-- PROBLEM TO WORK ON --
Gather every line below where "JSON" appears.

-- Data extracted from a collection --
* * * *

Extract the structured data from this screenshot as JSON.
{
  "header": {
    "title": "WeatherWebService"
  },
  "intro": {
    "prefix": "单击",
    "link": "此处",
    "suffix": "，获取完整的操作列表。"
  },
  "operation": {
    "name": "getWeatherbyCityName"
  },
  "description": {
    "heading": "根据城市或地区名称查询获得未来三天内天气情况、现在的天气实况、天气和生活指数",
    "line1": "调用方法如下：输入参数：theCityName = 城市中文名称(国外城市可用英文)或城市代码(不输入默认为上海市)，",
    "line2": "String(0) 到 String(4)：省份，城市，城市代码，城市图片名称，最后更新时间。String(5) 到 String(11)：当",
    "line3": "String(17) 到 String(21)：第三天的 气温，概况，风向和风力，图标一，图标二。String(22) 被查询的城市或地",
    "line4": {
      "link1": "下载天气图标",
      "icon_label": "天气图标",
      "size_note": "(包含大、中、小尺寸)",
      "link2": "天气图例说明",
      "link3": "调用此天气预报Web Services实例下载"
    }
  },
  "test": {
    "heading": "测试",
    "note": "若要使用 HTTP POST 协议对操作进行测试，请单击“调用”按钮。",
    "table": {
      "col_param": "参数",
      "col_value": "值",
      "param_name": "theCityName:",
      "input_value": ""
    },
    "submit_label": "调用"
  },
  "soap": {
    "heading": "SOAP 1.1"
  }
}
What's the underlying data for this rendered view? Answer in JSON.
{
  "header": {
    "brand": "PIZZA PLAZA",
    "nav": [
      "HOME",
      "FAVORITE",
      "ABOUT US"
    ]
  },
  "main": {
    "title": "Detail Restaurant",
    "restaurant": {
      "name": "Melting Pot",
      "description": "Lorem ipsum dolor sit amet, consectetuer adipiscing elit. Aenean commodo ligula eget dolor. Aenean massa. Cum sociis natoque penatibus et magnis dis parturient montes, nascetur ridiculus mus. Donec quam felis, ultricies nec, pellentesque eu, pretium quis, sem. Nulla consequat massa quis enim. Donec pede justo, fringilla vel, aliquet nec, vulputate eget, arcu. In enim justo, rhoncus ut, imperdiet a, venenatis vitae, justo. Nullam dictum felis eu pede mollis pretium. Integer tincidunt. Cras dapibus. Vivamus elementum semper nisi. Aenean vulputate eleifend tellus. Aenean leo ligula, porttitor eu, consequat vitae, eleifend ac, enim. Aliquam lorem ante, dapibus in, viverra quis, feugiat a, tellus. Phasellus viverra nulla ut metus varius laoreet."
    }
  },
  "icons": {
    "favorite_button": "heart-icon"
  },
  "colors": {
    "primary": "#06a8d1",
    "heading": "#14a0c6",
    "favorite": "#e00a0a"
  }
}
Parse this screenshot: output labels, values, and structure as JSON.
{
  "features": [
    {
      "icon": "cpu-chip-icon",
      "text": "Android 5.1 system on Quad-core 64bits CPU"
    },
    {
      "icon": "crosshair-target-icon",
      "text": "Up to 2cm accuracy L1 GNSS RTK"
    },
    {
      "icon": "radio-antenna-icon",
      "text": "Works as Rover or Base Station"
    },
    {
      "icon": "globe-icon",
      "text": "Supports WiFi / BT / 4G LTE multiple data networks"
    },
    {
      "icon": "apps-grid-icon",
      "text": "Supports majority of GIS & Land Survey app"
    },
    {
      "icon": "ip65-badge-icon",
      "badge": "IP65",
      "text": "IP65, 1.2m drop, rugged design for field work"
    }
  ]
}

* * * *

-- THE REPLY --
Extract the structured data from this screenshot as JSON.
What's the underlying data for this rendered view? Answer in JSON.
Parse this screenshot: output labels, values, and structure as JSON.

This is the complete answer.